# What is needed
Below is a block of records; repeat all of them exactly.

(Items listed in a dataset)
++++++++++++++++++++

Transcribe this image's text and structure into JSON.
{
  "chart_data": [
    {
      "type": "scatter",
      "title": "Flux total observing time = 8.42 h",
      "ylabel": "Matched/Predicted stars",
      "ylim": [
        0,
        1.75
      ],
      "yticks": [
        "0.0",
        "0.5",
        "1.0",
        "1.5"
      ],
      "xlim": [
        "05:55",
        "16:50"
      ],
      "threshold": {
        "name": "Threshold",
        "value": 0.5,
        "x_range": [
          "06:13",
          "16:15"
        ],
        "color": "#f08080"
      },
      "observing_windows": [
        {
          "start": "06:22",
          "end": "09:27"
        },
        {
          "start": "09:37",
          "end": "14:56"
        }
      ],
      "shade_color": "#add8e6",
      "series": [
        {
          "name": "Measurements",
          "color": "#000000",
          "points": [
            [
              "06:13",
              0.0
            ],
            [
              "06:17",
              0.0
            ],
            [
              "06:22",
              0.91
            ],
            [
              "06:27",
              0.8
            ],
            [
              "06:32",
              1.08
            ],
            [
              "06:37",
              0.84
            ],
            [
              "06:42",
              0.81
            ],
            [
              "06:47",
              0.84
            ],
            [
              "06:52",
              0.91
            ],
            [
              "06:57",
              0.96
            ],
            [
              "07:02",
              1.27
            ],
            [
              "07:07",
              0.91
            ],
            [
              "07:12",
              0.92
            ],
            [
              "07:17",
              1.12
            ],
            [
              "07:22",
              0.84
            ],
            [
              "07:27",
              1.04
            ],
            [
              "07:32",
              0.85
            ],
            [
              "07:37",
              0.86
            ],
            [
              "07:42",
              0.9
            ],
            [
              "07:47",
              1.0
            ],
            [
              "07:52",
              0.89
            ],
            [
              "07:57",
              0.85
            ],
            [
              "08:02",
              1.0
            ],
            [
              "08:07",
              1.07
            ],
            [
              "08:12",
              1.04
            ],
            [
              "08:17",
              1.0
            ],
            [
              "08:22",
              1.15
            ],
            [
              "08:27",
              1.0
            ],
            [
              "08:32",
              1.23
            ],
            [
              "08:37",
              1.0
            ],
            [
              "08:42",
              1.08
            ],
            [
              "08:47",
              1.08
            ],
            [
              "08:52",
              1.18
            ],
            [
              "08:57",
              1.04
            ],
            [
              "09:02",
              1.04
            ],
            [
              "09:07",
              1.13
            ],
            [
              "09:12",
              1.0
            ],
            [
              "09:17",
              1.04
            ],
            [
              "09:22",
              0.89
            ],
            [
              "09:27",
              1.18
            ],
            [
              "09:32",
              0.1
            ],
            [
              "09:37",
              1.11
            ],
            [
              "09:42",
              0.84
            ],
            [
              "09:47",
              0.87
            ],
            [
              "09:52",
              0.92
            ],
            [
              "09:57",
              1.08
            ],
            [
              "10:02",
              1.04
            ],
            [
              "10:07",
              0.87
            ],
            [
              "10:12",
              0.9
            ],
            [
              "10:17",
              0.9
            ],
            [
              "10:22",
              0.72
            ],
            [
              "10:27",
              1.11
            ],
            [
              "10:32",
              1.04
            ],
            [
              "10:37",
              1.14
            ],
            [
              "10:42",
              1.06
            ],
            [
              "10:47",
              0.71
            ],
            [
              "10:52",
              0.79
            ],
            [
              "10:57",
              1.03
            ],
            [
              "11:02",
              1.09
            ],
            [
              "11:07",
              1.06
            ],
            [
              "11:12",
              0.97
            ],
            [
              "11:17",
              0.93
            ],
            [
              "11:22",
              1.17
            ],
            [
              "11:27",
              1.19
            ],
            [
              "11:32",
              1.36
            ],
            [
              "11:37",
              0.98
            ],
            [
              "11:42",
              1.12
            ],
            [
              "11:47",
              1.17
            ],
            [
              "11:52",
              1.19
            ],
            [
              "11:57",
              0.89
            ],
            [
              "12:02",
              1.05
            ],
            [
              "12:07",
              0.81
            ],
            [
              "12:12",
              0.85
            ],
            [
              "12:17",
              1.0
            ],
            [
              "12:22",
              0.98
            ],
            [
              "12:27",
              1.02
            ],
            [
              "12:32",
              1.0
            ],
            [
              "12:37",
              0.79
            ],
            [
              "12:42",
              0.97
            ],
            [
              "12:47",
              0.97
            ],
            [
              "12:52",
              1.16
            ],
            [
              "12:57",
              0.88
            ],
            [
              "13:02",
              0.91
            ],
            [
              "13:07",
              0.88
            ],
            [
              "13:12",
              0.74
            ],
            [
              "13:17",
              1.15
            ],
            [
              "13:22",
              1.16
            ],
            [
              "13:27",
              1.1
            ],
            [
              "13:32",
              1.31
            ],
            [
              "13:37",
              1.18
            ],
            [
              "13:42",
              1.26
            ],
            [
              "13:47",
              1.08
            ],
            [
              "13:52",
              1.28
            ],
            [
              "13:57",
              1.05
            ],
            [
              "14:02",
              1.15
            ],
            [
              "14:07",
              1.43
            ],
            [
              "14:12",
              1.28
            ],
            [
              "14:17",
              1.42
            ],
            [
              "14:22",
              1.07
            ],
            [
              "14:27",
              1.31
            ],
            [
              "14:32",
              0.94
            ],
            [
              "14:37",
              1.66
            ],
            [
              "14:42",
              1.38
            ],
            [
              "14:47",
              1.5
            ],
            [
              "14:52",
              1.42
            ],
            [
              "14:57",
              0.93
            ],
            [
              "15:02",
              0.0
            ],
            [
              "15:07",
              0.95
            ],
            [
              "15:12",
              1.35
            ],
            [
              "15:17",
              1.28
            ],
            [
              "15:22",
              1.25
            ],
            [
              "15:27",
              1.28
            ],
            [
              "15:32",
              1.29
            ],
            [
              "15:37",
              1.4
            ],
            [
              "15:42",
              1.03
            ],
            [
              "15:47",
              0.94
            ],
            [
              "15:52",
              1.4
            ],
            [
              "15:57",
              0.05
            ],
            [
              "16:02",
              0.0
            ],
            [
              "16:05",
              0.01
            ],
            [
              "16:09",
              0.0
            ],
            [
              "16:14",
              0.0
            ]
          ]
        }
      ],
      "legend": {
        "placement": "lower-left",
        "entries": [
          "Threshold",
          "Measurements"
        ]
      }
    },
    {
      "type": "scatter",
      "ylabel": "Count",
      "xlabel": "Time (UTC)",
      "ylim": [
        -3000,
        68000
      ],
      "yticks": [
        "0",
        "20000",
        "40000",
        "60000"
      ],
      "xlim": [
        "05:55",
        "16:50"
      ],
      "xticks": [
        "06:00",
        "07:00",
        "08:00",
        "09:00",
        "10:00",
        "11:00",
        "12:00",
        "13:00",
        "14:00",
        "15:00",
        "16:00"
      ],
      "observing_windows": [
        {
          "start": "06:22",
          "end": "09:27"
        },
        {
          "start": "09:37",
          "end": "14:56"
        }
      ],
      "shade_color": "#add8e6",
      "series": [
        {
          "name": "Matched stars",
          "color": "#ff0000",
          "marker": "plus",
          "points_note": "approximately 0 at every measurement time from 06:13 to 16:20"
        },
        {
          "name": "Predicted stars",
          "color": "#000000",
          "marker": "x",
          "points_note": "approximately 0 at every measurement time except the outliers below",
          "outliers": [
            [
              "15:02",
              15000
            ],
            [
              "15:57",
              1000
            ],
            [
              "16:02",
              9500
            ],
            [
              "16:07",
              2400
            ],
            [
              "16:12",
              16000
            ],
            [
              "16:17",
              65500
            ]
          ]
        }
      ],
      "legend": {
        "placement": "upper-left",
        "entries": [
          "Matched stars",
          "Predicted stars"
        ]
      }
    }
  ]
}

++++++++++++++++++++

# Result of this task
Transcribe this image's text and structure into JSON.
{
  "chart_data": [
    {
      "type": "scatter",
      "title": "Flux total observing time = 8.42 h",
      "ylabel": "Matched/Predicted stars",
      "ylim": [
        0,
        1.75
      ],
      "yticks": [
        "0.0",
        "0.5",
        "1.0",
        "1.5"
      ],
      "xlim": [
        "05:55",
        "16:50"
      ],
      "threshold": {
        "name": "Threshold",
        "value": 0.5,
        "x_range": [
          "06:13",
          "16:15"
        ],
        "color": "#f08080"
      },
      "observing_windows": [
        {
          "start": "06:22",
          "end": "09:27"
        },
        {
          "start": "09:37",
          "end": "14:56"
        }
      ],
      "shade_color": "#add8e6",
      "series": [
        {
          "name": "Measurements",
          "color": "#000000",
          "points": [
            [
              "06:13",
              0.0
            ],
            [
              "06:17",
              0.0
            ],
            [
              "06:22",
              0.91
            ],
            [
              "06:27",
              0.8
            ],
            [
              "06:32",
              1.08
            ],
            [
              "06:37",
              0.84
            ],
            [
              "06:42",
              0.81
            ],
            [
              "06:47",
              0.84
            ],
            [
              "06:52",
              0.91
            ],
            [
              "06:57",
              0.96
            ],
            [
              "07:02",
              1.27
            ],
            [
              "07:07",
              0.91
            ],
            [
              "07:12",
              0.92
            ],
            [
              "07:17",
              1.12
            ],
            [
              "07:22",
              0.84
            ],
            [
              "07:27",
              1.04
            ],
            [
              "07:32",
              0.85
            ],
            [
              "07:37",
              0.86
            ],
            [
              "07:42",
              0.9
            ],
            [
              "07:47",
              1.0
            ],
            [
              "07:52",
              0.89
            ],
            [
              "07:57",
              0.85
            ],
            [
              "08:02",
              1.0
            ],
            [
              "08:07",
              1.07
            ],
            [
              "08:12",
              1.04
            ],
            [
              "08:17",
              1.0
            ],
            [
              "08:22",
              1.15
            ],
            [
              "08:27",
              1.0
            ],
            [
              "08:32",
              1.23
            ],
            [
              "08:37",
              1.0
            ],
            [
              "08:42",
              1.08
            ],
            [
              "08:47",
              1.08
            ],
            [
              "08:52",
              1.18
            ],
            [
              "08:57",
              1.04
            ],
            [
              "09:02",
              1.04
            ],
            [
              "09:07",
              1.13
            ],
            [
              "09:12",
              1.0
            ],
            [
              "09:17",
              1.04
            ],
            [
              "09:22",
              0.89
            ],
            [
              "09:27",
              1.18
            ],
            [
              "09:32",
              0.1
            ],
            [
              "09:37",
              1.11
            ],
            [
              "09:42",
              0.84
            ],
            [
              "09:47",
              0.87
            ],
            [
              "09:52",
              0.92
            ],
            [
              "09:57",
              1.08
            ],
            [
              "10:02",
              1.04
            ],
            [
              "10:07",
              0.87
            ],
            [
              "10:12",
              0.9
            ],
            [
              "10:17",
              0.9
            ],
            [
              "10:22",
              0.72
            ],
            [
              "10:27",
              1.11
            ],
            [
              "10:32",
              1.04
            ],
            [
              "10:37",
              1.14
            ],
            [
              "10:42",
              1.06
            ],
            [
              "10:47",
              0.71
            ],
            [
              "10:52",
              0.79
            ],
            [
              "10:57",
              1.03
            ],
            [
              "11:02",
              1.09
            ],
            [
              "11:07",
              1.06
            ],
            [
              "11:12",
              0.97
            ],
            [
              "11:17",
              0.93
            ],
            [
              "11:22",
              1.17
            ],
            [
              "11:27",
              1.19
            ],
            [
              "11:32",
              1.36
            ],
            [
              "11:37",
              0.98
            ],
            [
              "11:42",
              1.12
            ],
            [
              "11:47",
              1.17
            ],
            [
              "11:52",
              1.19
            ],
            [
              "11:57",
              0.89
            ],
            [
              "12:02",
              1.05
            ],
            [
              "12:07",
              0.81
            ],
            [
              "12:12",
              0.85
            ],
            [
              "12:17",
              1.0
            ],
            [
              "12:22",
              0.98
            ],
            [
              "12:27",
              1.02
            ],
            [
              "12:32",
              1.0
            ],
            [
              "12:37",
              0.79
            ],
            [
              "12:42",
              0.97
            ],
            [
              "12:47",
              0.97
            ],
            [
              "12:52",
              1.16
            ],
            [
              "12:57",
              0.88
            ],
            [
              "13:02",
              0.91
            ],
            [
              "13:07",
              0.88
            ],
            [
              "13:12",
              0.74
            ],
            [
              "13:17",
              1.15
            ],
            [
              "13:22",
              1.16
            ],
            [
              "13:27",
              1.1
            ],
            [
              "13:32",
              1.31
            ],
            [
              "13:37",
              1.18
            ],
            [
              "13:42",
              1.26
            ],
            [
              "13:47",
              1.08
            ],
            [
              "13:52",
              1.28
            ],
            [
              "13:57",
              1.05
            ],
            [
              "14:02",
              1.15
            ],
            [
              "14:07",
              1.43
            ],
            [
              "14:12",
              1.28
            ],
            [
              "14:17",
              1.42
            ],
            [
              "14:22",
              1.07
            ],
            [
              "14:27",
              1.31
            ],
            [
              "14:32",
              0.94
            ],
            [
              "14:37",
              1.66
            ],
            [
              "14:42",
              1.38
            ],
            [
              "14:47",
              1.5
            ],
            [
              "14:52",
              1.42
            ],
            [
              "14:57",
              0.93
            ],
            [
              "15:02",
              0.0
            ],
            [
              "15:07",
              0.95
            ],
            [
              "15:12",
              1.35
            ],
            [
              "15:17",
              1.28
            ],
            [
              "15:22",
              1.25
            ],
            [
              "15:27",
              1.28
            ],
            [
              "15:32",
              1.29
            ],
            [
              "15:37",
              1.4
            ],
            [
              "15:42",
              1.03
            ],
            [
              "15:47",
              0.94
            ],
            [
              "15:52",
              1.4
            ],
            [
              "15:57",
              0.05
            ],
            [
              "16:02",
              0.0
            ],
            [
              "16:05",
              0.01
            ],
            [
              "16:09",
              0.0
            ],
            [
              "16:14",
              0.0
            ]
          ]
        }
      ],
      "legend": {
        "placement": "lower-left",
        "entries": [
          "Threshold",
          "Measurements"
        ]
      }
    },
    {
      "type": "scatter",
      "ylabel": "Count",
      "xlabel": "Time (UTC)",
      "ylim": [
        -3000,
        68000
      ],
      "yticks": [
        "0",
        "20000",
        "40000",
        "60000"
      ],
      "xlim": [
        "05:55",
        "16:50"
      ],
      "xticks": [
        "06:00",
        "07:00",
        "08:00",
        "09:00",
        "10:00",
        "11:00",
        "12:00",
        "13:00",
        "14:00",
        "15:00",
        "16:00"
      ],
      "observing_windows": [
        {
          "start": "06:22",
          "end": "09:27"
        },
        {
          "start": "09:37",
          "end": "14:56"
        }
      ],
      "shade_color": "#add8e6",
      "series": [
        {
          "name": "Matched stars",
          "color": "#ff0000",
          "marker": "plus",
          "points_note": "approximately 0 at every measurement time from 06:13 to 16:20"
        },
        {
          "name": "Predicted stars",
          "color": "#000000",
          "marker": "x",
          "points_note": "approximately 0 at every measurement time except the outliers below",
          "outliers": [
            [
              "15:02",
              15000
            ],
            [
              "15:57",
              1000
            ],
            [
              "16:02",
              9500
            ],
            [
              "16:07",
              2400
            ],
            [
              "16:12",
              16000
            ],
            [
              "16:17",
              65500
            ]
          ]
        }
      ],
      "legend": {
        "placement": "upper-left",
        "entries": [
          "Matched stars",
          "Predicted stars"
        ]
      }
    }
  ]
}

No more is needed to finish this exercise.